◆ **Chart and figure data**

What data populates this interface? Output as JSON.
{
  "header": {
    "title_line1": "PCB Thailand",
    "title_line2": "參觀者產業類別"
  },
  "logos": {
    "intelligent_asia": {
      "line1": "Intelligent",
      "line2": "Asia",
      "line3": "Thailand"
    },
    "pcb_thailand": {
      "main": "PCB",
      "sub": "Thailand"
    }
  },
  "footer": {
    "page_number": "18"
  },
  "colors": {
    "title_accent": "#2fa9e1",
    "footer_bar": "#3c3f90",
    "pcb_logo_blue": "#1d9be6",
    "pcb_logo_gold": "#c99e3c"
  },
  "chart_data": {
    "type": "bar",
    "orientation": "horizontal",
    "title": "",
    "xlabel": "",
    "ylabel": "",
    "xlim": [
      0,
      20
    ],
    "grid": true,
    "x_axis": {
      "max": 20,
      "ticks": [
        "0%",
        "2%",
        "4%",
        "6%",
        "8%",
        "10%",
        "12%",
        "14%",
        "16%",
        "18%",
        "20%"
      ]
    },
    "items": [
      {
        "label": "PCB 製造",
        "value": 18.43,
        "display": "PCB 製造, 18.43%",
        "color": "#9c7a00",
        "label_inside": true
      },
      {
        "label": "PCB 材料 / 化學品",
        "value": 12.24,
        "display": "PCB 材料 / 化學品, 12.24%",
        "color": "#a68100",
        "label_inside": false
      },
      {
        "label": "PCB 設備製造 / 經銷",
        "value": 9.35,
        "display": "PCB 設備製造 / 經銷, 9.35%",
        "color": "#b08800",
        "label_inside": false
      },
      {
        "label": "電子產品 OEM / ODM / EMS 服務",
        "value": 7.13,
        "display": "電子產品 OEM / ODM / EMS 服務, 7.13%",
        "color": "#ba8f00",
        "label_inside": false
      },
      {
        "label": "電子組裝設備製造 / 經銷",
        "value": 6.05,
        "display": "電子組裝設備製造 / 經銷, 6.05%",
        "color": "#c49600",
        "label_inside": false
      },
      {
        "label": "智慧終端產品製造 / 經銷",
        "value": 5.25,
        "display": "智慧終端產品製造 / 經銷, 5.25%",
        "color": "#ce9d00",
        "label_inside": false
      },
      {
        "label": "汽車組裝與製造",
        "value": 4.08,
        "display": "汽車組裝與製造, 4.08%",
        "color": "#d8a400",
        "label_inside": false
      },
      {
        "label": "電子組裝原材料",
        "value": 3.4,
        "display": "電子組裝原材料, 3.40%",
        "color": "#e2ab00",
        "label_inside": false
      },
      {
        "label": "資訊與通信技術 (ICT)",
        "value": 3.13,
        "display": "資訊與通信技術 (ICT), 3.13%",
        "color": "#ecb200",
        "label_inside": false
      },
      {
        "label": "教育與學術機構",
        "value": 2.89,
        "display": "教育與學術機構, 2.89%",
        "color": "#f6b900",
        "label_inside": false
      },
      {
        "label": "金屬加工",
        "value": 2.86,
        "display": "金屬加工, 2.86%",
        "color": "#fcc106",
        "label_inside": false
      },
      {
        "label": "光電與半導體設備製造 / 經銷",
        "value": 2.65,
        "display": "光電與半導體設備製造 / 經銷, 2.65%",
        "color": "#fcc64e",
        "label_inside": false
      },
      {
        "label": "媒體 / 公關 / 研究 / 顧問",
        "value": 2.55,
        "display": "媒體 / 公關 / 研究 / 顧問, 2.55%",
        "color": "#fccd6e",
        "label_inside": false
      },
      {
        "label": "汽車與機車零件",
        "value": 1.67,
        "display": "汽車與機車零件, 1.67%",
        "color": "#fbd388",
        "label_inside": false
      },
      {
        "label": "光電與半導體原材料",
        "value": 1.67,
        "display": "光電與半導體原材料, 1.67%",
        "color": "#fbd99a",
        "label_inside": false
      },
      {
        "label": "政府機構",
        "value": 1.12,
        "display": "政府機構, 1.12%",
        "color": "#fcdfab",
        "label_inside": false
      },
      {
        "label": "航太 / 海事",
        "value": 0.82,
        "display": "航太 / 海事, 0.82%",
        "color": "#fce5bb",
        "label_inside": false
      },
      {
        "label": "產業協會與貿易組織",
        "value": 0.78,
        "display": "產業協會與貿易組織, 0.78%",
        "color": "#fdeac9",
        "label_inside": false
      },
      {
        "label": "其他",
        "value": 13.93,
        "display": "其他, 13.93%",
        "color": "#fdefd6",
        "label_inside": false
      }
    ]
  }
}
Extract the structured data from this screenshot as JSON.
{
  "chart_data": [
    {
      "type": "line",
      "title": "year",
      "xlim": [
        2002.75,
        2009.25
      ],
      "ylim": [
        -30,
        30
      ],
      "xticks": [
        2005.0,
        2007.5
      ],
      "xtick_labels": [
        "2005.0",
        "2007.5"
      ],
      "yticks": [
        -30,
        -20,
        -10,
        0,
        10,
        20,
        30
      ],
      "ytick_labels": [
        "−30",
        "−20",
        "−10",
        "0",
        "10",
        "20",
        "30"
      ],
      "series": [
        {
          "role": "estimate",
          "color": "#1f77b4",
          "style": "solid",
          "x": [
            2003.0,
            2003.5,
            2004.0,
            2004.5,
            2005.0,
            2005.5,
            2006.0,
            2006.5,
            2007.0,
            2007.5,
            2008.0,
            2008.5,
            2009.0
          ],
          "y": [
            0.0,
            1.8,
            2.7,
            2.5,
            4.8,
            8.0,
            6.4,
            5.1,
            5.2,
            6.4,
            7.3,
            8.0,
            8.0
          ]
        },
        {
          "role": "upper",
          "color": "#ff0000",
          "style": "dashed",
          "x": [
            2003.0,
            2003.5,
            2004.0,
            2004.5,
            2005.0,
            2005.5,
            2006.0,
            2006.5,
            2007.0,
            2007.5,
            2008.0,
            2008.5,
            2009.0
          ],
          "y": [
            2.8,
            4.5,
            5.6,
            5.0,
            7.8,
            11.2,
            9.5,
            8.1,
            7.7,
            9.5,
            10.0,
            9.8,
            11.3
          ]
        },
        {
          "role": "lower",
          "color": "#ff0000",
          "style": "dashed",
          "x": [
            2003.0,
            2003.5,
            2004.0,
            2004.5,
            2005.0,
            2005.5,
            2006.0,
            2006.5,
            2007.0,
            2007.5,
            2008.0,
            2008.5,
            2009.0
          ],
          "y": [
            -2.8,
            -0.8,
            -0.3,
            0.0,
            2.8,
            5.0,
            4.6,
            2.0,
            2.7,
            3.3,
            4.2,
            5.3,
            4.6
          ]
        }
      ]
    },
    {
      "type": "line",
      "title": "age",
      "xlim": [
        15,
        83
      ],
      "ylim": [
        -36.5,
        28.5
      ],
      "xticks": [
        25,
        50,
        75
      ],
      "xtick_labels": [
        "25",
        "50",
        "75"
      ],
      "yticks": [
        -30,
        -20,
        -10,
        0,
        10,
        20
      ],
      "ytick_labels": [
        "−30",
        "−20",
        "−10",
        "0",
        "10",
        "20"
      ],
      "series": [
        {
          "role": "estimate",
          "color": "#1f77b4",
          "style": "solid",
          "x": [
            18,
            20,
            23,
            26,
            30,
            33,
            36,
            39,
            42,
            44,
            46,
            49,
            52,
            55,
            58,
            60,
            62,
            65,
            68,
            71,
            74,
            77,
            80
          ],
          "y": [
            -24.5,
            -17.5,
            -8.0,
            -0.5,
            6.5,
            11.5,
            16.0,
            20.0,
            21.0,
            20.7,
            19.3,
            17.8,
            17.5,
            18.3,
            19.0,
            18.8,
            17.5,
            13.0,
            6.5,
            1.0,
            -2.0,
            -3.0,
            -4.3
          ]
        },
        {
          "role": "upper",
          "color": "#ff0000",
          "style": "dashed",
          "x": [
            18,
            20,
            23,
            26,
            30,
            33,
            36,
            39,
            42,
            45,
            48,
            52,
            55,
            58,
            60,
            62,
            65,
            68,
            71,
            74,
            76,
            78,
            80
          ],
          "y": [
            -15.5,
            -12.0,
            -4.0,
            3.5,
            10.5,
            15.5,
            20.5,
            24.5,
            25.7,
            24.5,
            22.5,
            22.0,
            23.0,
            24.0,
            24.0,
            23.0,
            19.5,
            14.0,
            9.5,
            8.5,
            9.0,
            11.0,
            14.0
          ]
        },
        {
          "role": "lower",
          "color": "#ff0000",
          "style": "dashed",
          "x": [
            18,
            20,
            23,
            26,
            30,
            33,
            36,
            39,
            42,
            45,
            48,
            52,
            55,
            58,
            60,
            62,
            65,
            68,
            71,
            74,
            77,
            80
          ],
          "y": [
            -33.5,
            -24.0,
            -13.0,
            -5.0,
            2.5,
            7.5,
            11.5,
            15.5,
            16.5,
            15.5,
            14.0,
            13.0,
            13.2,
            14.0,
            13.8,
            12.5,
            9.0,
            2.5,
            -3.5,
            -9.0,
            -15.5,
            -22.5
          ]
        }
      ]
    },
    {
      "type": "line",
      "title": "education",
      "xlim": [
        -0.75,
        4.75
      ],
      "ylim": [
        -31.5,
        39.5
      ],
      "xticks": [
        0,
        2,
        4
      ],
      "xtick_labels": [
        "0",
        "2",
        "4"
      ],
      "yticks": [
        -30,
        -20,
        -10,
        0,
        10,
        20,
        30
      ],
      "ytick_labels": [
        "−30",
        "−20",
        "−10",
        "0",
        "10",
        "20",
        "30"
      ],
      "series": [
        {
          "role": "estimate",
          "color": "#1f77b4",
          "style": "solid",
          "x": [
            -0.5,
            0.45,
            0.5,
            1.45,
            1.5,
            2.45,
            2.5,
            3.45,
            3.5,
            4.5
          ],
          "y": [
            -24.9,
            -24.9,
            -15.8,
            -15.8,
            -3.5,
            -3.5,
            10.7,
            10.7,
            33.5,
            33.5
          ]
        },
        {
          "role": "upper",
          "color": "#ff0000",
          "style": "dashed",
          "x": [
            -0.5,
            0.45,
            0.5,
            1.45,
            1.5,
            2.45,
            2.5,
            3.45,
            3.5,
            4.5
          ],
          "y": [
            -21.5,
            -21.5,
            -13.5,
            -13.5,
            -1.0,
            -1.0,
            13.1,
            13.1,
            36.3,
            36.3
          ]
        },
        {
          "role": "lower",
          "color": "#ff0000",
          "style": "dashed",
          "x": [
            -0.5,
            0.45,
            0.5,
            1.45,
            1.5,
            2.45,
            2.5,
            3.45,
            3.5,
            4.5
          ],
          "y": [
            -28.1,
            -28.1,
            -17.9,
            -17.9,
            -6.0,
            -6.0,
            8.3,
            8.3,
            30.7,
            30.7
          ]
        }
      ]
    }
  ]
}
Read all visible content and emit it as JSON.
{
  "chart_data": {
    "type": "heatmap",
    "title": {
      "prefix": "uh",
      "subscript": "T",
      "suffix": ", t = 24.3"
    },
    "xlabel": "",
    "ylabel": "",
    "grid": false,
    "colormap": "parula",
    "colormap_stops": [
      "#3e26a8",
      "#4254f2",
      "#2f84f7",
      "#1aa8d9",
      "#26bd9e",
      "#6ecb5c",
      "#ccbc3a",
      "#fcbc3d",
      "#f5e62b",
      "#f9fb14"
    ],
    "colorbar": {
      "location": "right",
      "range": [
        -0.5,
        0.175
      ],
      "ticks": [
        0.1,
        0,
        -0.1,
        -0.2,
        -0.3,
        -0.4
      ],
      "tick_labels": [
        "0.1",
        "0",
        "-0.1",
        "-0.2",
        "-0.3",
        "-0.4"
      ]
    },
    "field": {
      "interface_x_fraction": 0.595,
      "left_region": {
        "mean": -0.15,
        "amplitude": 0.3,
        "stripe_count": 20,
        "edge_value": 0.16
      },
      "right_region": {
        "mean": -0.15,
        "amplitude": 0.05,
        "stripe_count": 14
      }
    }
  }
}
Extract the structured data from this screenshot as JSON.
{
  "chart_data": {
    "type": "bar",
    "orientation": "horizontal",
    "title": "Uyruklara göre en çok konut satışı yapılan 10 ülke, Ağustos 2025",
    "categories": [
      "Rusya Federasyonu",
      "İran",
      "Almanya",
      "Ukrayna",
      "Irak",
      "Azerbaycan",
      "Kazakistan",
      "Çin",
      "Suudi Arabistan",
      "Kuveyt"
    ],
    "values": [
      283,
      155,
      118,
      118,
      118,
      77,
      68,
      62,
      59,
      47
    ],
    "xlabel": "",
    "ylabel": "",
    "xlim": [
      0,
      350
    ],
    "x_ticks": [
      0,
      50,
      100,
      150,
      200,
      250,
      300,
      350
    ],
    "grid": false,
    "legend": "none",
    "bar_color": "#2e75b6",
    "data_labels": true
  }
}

◆ **Aim**
Scan the listing above for the word "光電與半導體原材料" and copy every line that holds it.

◆ **The completed task**
        "label": "光電與半導體原材料",
        "display": "光電與半導體原材料, 1.67%",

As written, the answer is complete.